(Figure contents as structured data)
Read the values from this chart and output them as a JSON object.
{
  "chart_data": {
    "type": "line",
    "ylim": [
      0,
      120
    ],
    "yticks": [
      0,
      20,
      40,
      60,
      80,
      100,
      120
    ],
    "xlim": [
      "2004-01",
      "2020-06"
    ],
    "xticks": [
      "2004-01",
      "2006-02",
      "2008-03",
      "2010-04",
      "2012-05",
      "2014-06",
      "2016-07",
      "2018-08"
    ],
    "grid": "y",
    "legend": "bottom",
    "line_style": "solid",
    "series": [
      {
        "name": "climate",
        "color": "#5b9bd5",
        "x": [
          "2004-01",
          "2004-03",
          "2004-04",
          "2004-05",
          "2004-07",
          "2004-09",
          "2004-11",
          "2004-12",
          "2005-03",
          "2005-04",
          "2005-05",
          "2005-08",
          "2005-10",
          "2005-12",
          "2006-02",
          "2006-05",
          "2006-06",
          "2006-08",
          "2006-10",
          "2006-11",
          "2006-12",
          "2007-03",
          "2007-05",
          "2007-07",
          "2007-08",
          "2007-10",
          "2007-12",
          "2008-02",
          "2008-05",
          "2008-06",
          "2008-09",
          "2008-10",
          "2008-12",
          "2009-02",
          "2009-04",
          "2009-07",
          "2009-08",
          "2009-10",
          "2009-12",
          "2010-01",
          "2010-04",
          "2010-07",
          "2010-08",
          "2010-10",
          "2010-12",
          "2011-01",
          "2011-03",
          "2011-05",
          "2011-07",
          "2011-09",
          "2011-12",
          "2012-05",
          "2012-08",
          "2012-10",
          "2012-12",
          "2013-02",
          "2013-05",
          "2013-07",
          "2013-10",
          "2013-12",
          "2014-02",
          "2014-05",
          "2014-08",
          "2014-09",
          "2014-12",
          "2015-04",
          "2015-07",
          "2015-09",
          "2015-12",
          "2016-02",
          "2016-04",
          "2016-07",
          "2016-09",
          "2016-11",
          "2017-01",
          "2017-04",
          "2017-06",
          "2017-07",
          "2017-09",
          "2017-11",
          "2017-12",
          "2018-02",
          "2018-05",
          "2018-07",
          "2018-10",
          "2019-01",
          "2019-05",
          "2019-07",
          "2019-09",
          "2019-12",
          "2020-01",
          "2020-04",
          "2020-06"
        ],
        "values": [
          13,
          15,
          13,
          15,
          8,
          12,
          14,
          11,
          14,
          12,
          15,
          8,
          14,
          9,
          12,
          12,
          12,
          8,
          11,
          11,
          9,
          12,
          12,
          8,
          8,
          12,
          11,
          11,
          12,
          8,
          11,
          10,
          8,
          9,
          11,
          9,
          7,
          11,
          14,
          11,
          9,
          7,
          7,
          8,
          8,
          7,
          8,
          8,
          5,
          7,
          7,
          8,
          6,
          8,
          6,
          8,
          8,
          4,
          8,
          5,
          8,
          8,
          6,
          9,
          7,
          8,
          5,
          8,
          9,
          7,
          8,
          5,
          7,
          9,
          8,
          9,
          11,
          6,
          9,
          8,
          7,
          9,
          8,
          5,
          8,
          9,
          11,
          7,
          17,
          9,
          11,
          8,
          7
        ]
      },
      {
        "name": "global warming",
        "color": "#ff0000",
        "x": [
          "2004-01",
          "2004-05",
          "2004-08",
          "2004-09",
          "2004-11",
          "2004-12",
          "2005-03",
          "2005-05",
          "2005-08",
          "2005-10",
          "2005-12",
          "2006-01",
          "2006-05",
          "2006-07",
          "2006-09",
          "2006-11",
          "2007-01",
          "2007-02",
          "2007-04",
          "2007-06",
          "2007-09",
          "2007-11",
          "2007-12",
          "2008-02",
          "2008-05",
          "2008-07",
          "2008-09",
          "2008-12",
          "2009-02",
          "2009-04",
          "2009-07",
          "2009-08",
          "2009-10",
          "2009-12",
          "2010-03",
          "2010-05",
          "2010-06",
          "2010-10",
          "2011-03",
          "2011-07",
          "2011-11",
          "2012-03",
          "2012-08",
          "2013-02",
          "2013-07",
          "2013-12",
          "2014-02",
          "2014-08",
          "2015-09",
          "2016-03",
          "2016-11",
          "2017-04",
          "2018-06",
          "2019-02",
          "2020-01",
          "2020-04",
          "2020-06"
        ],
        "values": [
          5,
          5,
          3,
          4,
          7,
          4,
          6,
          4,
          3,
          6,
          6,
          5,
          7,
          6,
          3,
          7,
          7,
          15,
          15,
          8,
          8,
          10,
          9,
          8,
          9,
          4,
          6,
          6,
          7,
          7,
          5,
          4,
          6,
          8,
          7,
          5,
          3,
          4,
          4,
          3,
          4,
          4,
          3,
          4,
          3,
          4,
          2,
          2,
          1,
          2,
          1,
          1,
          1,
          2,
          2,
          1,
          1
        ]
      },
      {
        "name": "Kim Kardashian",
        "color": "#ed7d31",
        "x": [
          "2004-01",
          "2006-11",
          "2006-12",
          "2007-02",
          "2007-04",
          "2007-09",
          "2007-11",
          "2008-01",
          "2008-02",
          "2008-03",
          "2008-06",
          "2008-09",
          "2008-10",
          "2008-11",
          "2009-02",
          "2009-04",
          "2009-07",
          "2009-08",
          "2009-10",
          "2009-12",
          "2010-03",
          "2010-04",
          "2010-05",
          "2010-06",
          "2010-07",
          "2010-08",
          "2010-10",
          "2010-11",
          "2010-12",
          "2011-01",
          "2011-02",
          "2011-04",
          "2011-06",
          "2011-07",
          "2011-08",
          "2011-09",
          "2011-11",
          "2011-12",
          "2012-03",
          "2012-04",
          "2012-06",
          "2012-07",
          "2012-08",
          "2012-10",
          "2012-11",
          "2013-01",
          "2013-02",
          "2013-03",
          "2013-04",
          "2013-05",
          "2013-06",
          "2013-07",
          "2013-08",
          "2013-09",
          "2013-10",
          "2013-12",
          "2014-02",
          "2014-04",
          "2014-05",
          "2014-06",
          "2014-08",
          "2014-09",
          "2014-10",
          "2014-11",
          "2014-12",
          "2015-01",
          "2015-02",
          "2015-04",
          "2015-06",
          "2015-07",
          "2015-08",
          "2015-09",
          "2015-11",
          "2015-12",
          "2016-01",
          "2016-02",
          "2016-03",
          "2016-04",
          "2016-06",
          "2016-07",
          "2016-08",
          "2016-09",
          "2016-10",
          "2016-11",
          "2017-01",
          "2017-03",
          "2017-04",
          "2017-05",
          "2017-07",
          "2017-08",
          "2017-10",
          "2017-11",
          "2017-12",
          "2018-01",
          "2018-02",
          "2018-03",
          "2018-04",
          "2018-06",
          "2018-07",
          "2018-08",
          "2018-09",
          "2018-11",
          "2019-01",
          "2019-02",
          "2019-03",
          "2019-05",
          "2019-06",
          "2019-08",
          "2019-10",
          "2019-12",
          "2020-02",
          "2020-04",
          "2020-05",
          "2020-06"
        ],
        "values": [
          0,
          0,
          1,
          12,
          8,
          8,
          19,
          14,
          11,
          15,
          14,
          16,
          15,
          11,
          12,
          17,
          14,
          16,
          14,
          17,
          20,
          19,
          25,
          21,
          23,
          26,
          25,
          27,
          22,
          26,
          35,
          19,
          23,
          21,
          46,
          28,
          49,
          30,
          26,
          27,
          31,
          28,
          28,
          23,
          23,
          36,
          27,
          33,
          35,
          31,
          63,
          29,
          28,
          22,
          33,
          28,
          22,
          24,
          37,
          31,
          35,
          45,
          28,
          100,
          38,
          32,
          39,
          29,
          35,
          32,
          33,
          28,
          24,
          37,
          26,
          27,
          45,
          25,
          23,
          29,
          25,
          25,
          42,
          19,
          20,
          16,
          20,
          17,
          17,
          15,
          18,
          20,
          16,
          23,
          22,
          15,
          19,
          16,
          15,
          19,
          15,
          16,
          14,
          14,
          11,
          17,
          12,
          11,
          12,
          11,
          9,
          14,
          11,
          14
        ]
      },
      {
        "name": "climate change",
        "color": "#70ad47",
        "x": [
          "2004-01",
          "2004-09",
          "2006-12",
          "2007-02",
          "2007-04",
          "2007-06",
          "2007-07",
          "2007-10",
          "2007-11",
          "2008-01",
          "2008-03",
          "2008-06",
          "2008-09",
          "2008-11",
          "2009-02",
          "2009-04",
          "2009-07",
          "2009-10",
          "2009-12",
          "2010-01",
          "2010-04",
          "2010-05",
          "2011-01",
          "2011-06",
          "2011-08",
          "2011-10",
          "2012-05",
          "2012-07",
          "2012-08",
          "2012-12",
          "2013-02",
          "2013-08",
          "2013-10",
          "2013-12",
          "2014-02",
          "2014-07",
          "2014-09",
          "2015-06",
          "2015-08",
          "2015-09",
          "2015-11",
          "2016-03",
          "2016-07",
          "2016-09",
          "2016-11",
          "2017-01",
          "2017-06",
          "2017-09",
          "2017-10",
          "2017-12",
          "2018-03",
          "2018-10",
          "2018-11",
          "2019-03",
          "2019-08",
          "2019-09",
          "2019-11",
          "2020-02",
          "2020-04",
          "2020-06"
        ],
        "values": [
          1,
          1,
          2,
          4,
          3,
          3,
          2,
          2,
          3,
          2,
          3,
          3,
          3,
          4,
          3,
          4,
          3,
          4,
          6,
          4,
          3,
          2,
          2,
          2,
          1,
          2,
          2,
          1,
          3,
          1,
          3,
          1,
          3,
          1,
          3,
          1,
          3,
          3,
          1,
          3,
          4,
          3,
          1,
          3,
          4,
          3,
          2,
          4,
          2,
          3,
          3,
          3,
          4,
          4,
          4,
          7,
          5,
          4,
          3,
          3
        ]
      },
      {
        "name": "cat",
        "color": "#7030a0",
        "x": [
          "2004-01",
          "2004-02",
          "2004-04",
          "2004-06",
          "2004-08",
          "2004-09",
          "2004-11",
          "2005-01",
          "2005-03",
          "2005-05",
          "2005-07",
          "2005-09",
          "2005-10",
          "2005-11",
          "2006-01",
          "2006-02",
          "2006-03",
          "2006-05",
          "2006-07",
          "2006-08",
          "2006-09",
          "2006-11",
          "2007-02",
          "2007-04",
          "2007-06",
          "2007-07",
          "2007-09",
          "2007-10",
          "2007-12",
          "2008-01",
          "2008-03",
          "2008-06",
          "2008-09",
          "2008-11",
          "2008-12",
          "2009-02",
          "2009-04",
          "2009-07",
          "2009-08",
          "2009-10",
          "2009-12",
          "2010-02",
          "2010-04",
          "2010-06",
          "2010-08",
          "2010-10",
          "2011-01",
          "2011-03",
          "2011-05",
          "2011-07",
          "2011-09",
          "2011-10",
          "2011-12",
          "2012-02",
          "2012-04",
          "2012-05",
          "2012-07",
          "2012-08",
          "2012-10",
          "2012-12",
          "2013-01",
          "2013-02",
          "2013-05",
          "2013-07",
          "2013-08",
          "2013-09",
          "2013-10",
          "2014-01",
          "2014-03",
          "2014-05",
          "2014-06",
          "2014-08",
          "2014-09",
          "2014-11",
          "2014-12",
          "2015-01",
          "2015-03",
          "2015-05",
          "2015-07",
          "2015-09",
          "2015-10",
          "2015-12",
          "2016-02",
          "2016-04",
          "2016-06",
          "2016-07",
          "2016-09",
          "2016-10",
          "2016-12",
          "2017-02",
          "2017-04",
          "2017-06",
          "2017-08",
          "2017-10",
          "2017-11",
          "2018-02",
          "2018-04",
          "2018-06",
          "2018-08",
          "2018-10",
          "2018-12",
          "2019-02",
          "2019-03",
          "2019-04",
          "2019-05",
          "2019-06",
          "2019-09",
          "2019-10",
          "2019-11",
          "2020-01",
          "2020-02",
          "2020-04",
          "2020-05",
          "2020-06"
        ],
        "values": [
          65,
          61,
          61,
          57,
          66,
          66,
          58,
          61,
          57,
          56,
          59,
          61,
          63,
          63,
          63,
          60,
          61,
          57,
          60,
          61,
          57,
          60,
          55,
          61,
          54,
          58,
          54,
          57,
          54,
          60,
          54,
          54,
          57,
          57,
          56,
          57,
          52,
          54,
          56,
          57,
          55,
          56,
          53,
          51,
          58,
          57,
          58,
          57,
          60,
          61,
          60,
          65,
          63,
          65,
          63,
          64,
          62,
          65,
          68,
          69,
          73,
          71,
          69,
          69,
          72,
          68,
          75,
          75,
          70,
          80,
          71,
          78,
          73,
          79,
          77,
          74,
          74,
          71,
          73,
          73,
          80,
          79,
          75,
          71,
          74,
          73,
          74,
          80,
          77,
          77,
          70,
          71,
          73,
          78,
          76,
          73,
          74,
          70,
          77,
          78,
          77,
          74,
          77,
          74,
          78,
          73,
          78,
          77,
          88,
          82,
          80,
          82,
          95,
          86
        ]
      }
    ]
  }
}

▶ **AIM**:
Extract each line holding the string "name".

▶ **FULL ANSWER**:
        "name": "climate",
        "name": "global warming",
        "name": "Kim Kardashian",
        "name": "climate change",
        "name": "cat",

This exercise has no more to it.